▶ [Exercise requirements]: Output the records exactly. Include every line.

▶ [Records for this task]:

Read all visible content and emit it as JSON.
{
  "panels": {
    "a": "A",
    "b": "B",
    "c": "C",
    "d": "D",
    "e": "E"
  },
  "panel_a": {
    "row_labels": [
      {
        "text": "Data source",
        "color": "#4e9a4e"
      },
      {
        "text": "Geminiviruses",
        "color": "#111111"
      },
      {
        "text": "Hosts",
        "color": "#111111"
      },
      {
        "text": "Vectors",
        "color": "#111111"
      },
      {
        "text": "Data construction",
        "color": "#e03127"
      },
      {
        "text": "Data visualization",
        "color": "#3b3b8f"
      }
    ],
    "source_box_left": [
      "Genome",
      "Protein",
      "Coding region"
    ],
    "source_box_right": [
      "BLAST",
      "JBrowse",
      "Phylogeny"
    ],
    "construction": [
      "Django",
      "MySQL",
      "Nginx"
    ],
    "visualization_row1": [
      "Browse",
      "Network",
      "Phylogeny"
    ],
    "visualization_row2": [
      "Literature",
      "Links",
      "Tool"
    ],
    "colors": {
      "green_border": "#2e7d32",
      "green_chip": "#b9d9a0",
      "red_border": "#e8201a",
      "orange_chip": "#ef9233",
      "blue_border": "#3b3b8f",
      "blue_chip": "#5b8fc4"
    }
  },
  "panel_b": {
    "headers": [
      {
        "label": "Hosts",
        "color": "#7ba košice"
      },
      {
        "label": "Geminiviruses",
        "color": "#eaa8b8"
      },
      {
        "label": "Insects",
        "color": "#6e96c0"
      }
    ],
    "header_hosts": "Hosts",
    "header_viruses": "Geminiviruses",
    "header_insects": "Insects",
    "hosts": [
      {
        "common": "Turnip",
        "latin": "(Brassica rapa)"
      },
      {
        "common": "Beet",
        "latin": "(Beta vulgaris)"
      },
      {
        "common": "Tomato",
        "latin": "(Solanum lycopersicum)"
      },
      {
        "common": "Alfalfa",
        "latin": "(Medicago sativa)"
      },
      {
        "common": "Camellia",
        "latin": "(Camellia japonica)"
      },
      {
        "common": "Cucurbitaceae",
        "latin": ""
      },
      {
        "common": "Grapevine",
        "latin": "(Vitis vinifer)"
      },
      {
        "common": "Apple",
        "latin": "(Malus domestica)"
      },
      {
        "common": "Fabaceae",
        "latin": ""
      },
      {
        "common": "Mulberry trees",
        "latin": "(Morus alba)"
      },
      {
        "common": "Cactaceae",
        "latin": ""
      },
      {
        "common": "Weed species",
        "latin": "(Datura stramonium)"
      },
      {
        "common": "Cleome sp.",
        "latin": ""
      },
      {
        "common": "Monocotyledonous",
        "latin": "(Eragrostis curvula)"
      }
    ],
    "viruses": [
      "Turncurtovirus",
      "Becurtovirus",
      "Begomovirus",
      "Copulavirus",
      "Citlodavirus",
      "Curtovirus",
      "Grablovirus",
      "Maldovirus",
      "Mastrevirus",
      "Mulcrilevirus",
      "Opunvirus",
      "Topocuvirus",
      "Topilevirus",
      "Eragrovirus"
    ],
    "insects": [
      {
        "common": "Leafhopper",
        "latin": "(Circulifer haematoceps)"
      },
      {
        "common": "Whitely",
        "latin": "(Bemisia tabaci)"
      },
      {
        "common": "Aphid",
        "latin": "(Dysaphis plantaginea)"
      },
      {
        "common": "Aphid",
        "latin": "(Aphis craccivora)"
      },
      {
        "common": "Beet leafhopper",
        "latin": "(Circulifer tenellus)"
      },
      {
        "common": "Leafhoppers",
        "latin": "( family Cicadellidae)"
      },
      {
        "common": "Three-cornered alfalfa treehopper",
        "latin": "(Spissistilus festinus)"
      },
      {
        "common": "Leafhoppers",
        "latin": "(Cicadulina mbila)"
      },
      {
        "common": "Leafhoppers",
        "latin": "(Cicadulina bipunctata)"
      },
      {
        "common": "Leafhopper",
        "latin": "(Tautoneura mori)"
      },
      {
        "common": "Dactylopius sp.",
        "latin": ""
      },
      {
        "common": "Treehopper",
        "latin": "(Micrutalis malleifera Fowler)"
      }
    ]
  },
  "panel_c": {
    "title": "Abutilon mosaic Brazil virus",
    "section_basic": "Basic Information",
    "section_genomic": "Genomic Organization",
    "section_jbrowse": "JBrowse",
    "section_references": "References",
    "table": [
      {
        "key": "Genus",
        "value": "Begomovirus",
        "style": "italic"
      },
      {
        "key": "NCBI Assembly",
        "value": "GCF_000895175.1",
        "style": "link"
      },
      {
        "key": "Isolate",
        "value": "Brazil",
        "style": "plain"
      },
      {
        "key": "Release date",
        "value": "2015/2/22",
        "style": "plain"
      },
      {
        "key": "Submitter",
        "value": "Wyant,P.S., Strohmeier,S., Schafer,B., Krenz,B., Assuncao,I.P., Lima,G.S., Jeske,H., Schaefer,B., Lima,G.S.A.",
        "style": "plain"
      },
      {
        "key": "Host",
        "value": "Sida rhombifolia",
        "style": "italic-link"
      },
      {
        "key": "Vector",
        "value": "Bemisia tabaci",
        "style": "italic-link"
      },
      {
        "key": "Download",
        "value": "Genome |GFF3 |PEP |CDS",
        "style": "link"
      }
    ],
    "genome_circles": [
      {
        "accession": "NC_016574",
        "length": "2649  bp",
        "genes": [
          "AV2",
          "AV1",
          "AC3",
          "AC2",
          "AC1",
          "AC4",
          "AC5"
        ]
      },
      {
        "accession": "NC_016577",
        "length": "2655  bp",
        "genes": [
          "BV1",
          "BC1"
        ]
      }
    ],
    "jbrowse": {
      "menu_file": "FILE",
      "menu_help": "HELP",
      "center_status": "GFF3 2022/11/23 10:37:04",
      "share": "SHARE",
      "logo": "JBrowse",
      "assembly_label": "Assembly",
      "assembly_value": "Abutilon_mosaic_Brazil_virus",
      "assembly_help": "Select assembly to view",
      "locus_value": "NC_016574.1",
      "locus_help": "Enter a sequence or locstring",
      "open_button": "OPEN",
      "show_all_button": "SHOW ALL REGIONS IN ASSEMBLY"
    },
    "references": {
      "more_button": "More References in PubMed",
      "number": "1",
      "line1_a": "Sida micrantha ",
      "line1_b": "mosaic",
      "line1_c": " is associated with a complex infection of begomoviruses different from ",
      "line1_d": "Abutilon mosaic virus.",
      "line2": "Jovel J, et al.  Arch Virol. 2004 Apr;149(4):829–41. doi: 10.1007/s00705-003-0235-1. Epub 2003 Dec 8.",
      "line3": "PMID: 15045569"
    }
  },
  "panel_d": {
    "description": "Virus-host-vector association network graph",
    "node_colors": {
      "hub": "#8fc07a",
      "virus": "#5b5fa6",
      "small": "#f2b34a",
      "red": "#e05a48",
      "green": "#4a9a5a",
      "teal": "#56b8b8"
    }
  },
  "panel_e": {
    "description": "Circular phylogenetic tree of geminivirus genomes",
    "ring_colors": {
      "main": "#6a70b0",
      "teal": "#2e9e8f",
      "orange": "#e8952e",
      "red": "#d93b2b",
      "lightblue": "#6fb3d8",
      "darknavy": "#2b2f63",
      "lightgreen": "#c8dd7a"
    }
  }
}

▶ [Expected answer]:
Read all visible content and emit it as JSON.
{
  "panels": {
    "a": "A",
    "b": "B",
    "c": "C",
    "d": "D",
    "e": "E"
  },
  "panel_a": {
    "row_labels": [
      {
        "text": "Data source",
        "color": "#4e9a4e"
      },
      {
        "text": "Geminiviruses",
        "color": "#111111"
      },
      {
        "text": "Hosts",
        "color": "#111111"
      },
      {
        "text": "Vectors",
        "color": "#111111"
      },
      {
        "text": "Data construction",
        "color": "#e03127"
      },
      {
        "text": "Data visualization",
        "color": "#3b3b8f"
      }
    ],
    "source_box_left": [
      "Genome",
      "Protein",
      "Coding region"
    ],
    "source_box_right": [
      "BLAST",
      "JBrowse",
      "Phylogeny"
    ],
    "construction": [
      "Django",
      "MySQL",
      "Nginx"
    ],
    "visualization_row1": [
      "Browse",
      "Network",
      "Phylogeny"
    ],
    "visualization_row2": [
      "Literature",
      "Links",
      "Tool"
    ],
    "colors": {
      "green_border": "#2e7d32",
      "green_chip": "#b9d9a0",
      "red_border": "#e8201a",
      "orange_chip": "#ef9233",
      "blue_border": "#3b3b8f",
      "blue_chip": "#5b8fc4"
    }
  },
  "panel_b": {
    "headers": [
      {
        "label": "Hosts",
        "color": "#7ba košice"
      },
      {
        "label": "Geminiviruses",
        "color": "#eaa8b8"
      },
      {
        "label": "Insects",
        "color": "#6e96c0"
      }
    ],
    "header_hosts": "Hosts",
    "header_viruses": "Geminiviruses",
    "header_insects": "Insects",
    "hosts": [
      {
        "common": "Turnip",
        "latin": "(Brassica rapa)"
      },
      {
        "common": "Beet",
        "latin": "(Beta vulgaris)"
      },
      {
        "common": "Tomato",
        "latin": "(Solanum lycopersicum)"
      },
      {
        "common": "Alfalfa",
        "latin": "(Medicago sativa)"
      },
      {
        "common": "Camellia",
        "latin": "(Camellia japonica)"
      },
      {
        "common": "Cucurbitaceae",
        "latin": ""
      },
      {
        "common": "Grapevine",
        "latin": "(Vitis vinifer)"
      },
      {
        "common": "Apple",
        "latin": "(Malus domestica)"
      },
      {
        "common": "Fabaceae",
        "latin": ""
      },
      {
        "common": "Mulberry trees",
        "latin": "(Morus alba)"
      },
      {
        "common": "Cactaceae",
        "latin": ""
      },
      {
        "common": "Weed species",
        "latin": "(Datura stramonium)"
      },
      {
        "common": "Cleome sp.",
        "latin": ""
      },
      {
        "common": "Monocotyledonous",
        "latin": "(Eragrostis curvula)"
      }
    ],
    "viruses": [
      "Turncurtovirus",
      "Becurtovirus",
      "Begomovirus",
      "Copulavirus",
      "Citlodavirus",
      "Curtovirus",
      "Grablovirus",
      "Maldovirus",
      "Mastrevirus",
      "Mulcrilevirus",
      "Opunvirus",
      "Topocuvirus",
      "Topilevirus",
      "Eragrovirus"
    ],
    "insects": [
      {
        "common": "Leafhopper",
        "latin": "(Circulifer haematoceps)"
      },
      {
        "common": "Whitely",
        "latin": "(Bemisia tabaci)"
      },
      {
        "common": "Aphid",
        "latin": "(Dysaphis plantaginea)"
      },
      {
        "common": "Aphid",
        "latin": "(Aphis craccivora)"
      },
      {
        "common": "Beet leafhopper",
        "latin": "(Circulifer tenellus)"
      },
      {
        "common": "Leafhoppers",
        "latin": "( family Cicadellidae)"
      },
      {
        "common": "Three-cornered alfalfa treehopper",
        "latin": "(Spissistilus festinus)"
      },
      {
        "common": "Leafhoppers",
        "latin": "(Cicadulina mbila)"
      },
      {
        "common": "Leafhoppers",
        "latin": "(Cicadulina bipunctata)"
      },
      {
        "common": "Leafhopper",
        "latin": "(Tautoneura mori)"
      },
      {
        "common": "Dactylopius sp.",
        "latin": ""
      },
      {
        "common": "Treehopper",
        "latin": "(Micrutalis malleifera Fowler)"
      }
    ]
  },
  "panel_c": {
    "title": "Abutilon mosaic Brazil virus",
    "section_basic": "Basic Information",
    "section_genomic": "Genomic Organization",
    "section_jbrowse": "JBrowse",
    "section_references": "References",
    "table": [
      {
        "key": "Genus",
        "value": "Begomovirus",
        "style": "italic"
      },
      {
        "key": "NCBI Assembly",
        "value": "GCF_000895175.1",
        "style": "link"
      },
      {
        "key": "Isolate",
        "value": "Brazil",
        "style": "plain"
      },
      {
        "key": "Release date",
        "value": "2015/2/22",
        "style": "plain"
      },
      {
        "key": "Submitter",
        "value": "Wyant,P.S., Strohmeier,S., Schafer,B., Krenz,B., Assuncao,I.P., Lima,G.S., Jeske,H., Schaefer,B., Lima,G.S.A.",
        "style": "plain"
      },
      {
        "key": "Host",
        "value": "Sida rhombifolia",
        "style": "italic-link"
      },
      {
        "key": "Vector",
        "value": "Bemisia tabaci",
        "style": "italic-link"
      },
      {
        "key": "Download",
        "value": "Genome |GFF3 |PEP |CDS",
        "style": "link"
      }
    ],
    "genome_circles": [
      {
        "accession": "NC_016574",
        "length": "2649  bp",
        "genes": [
          "AV2",
          "AV1",
          "AC3",
          "AC2",
          "AC1",
          "AC4",
          "AC5"
        ]
      },
      {
        "accession": "NC_016577",
        "length": "2655  bp",
        "genes": [
          "BV1",
          "BC1"
        ]
      }
    ],
    "jbrowse": {
      "menu_file": "FILE",
      "menu_help": "HELP",
      "center_status": "GFF3 2022/11/23 10:37:04",
      "share": "SHARE",
      "logo": "JBrowse",
      "assembly_label": "Assembly",
      "assembly_value": "Abutilon_mosaic_Brazil_virus",
      "assembly_help": "Select assembly to view",
      "locus_value": "NC_016574.1",
      "locus_help": "Enter a sequence or locstring",
      "open_button": "OPEN",
      "show_all_button": "SHOW ALL REGIONS IN ASSEMBLY"
    },
    "references": {
      "more_button": "More References in PubMed",
      "number": "1",
      "line1_a": "Sida micrantha ",
      "line1_b": "mosaic",
      "line1_c": " is associated with a complex infection of begomoviruses different from ",
      "line1_d": "Abutilon mosaic virus.",
      "line2": "Jovel J, et al.  Arch Virol. 2004 Apr;149(4):829–41. doi: 10.1007/s00705-003-0235-1. Epub 2003 Dec 8.",
      "line3": "PMID: 15045569"
    }
  },
  "panel_d": {
    "description": "Virus-host-vector association network graph",
    "node_colors": {
      "hub": "#8fc07a",
      "virus": "#5b5fa6",
      "small": "#f2b34a",
      "red": "#e05a48",
      "green": "#4a9a5a",
      "teal": "#56b8b8"
    }
  },
  "panel_e": {
    "description": "Circular phylogenetic tree of geminivirus genomes",
    "ring_colors": {
      "main": "#6a70b0",
      "teal": "#2e9e8f",
      "orange": "#e8952e",
      "red": "#d93b2b",
      "lightblue": "#6fb3d8",
      "darknavy": "#2b2f63",
      "lightgreen": "#c8dd7a"
    }
  }
}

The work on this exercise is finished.